- _Short task_: Starting at the line that holds "Serialize everything readable", set down each line through the end of the listing, exactly as written and with nothing added.

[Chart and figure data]

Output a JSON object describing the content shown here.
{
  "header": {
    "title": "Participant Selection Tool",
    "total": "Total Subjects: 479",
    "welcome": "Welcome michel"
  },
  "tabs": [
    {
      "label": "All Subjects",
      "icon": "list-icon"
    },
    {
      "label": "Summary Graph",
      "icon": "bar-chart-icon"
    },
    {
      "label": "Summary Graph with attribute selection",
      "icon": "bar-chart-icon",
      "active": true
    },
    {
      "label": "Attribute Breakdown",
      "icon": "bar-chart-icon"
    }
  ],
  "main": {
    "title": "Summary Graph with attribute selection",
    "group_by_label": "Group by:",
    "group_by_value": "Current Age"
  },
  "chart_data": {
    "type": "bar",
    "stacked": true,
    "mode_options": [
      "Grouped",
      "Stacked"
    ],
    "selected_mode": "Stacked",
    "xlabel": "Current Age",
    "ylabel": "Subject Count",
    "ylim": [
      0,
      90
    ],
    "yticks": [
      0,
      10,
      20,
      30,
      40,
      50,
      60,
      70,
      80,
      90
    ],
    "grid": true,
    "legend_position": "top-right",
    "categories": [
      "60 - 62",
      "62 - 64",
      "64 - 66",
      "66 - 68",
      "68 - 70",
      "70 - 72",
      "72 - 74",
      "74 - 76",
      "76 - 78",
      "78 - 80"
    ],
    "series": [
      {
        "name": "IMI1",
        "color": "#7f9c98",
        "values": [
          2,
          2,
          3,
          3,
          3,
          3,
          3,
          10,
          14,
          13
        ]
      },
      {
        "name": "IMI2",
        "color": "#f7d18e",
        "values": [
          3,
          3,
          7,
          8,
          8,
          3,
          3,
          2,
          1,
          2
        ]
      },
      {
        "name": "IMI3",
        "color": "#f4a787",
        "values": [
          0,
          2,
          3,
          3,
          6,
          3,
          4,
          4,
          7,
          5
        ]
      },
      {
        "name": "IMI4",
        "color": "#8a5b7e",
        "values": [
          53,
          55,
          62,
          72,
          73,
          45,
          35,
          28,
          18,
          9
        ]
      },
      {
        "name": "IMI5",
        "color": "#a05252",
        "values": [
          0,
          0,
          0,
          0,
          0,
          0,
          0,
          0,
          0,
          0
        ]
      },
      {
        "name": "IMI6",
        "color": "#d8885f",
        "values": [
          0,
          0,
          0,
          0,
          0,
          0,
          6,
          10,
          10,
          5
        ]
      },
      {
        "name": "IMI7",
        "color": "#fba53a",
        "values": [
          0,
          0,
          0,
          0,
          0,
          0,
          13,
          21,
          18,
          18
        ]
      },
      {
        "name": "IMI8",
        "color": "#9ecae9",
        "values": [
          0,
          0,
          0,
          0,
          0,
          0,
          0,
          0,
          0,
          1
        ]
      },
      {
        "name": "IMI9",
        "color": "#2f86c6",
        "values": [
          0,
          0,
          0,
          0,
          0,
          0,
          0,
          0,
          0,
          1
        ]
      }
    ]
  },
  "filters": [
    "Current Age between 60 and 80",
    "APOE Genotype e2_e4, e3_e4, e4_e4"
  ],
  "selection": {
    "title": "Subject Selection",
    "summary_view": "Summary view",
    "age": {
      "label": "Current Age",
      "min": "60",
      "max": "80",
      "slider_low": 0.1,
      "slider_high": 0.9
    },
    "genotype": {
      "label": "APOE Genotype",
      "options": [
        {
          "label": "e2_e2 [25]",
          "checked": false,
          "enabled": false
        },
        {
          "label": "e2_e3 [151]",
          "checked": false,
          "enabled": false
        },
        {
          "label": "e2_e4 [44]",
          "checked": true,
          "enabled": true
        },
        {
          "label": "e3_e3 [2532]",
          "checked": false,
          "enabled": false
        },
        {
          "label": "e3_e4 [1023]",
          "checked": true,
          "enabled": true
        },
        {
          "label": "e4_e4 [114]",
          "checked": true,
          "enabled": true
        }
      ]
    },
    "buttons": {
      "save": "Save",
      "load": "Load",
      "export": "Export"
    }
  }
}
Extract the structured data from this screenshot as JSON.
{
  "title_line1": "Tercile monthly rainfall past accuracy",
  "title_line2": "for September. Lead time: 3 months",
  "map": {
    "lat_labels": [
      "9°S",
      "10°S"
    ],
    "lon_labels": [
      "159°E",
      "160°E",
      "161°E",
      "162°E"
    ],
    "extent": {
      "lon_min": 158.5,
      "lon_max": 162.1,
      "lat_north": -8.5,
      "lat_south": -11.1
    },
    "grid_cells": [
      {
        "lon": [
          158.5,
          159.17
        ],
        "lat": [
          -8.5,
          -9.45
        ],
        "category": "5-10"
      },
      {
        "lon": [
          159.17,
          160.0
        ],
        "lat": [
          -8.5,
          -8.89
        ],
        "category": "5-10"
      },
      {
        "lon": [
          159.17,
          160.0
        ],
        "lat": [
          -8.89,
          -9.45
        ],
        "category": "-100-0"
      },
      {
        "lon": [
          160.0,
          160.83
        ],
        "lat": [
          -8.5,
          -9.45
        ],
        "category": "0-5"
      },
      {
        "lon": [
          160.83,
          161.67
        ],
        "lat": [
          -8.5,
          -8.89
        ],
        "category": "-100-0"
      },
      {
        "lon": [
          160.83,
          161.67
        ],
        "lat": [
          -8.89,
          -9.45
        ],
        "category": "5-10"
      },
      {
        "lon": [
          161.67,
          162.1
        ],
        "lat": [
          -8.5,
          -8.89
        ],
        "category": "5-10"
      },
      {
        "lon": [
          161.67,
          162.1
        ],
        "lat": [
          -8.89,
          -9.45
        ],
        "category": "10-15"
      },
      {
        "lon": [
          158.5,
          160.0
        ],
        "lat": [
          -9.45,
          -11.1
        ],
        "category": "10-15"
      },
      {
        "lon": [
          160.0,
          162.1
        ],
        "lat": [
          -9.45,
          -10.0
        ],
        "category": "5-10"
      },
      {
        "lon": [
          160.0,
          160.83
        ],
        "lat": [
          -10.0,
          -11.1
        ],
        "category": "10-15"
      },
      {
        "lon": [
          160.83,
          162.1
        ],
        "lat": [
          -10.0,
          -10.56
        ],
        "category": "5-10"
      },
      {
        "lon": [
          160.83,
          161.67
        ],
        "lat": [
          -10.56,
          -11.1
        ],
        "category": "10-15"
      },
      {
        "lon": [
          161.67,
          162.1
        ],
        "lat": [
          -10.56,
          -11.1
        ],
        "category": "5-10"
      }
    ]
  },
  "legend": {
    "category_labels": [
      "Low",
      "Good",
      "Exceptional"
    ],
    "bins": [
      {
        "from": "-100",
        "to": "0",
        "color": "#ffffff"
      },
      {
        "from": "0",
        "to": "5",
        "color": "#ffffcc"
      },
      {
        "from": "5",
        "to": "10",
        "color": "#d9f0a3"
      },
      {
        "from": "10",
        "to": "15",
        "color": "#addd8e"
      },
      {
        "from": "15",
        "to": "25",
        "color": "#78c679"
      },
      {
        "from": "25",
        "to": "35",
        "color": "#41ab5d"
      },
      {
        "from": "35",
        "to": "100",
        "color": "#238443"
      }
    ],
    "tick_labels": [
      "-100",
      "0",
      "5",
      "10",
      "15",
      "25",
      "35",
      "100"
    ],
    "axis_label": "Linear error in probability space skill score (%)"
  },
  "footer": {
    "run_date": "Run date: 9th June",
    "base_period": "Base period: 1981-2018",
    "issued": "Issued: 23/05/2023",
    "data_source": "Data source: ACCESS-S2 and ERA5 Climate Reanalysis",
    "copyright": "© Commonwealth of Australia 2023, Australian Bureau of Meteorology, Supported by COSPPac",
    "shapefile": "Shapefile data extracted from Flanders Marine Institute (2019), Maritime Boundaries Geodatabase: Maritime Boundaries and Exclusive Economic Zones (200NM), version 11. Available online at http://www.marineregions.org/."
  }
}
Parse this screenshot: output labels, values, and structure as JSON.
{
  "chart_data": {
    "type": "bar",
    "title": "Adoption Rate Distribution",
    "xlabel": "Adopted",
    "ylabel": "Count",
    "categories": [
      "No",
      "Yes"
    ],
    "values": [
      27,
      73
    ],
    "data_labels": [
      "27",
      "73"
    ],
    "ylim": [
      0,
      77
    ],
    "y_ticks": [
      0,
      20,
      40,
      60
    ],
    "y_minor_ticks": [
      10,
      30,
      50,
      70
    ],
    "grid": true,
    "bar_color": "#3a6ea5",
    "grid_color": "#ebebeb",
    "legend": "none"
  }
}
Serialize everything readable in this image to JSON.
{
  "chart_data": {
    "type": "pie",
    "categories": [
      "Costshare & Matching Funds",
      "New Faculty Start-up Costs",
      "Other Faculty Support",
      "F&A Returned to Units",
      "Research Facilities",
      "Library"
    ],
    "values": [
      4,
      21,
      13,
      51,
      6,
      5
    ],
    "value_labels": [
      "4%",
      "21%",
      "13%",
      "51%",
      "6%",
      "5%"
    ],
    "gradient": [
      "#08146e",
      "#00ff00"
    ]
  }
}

- _Full response_:
Serialize everything readable in this image to JSON.
{
  "chart_data": {
    "type": "pie",
    "categories": [
      "Costshare & Matching Funds",
      "New Faculty Start-up Costs",
      "Other Faculty Support",
      "F&A Returned to Units",
      "Research Facilities",
      "Library"
    ],
    "values": [
      4,
      21,
      13,
      51,
      6,
      5
    ],
    "value_labels": [
      "4%",
      "21%",
      "13%",
      "51%",
      "6%",
      "5%"
    ],
    "gradient": [
      "#08146e",
      "#00ff00"
    ]
  }
}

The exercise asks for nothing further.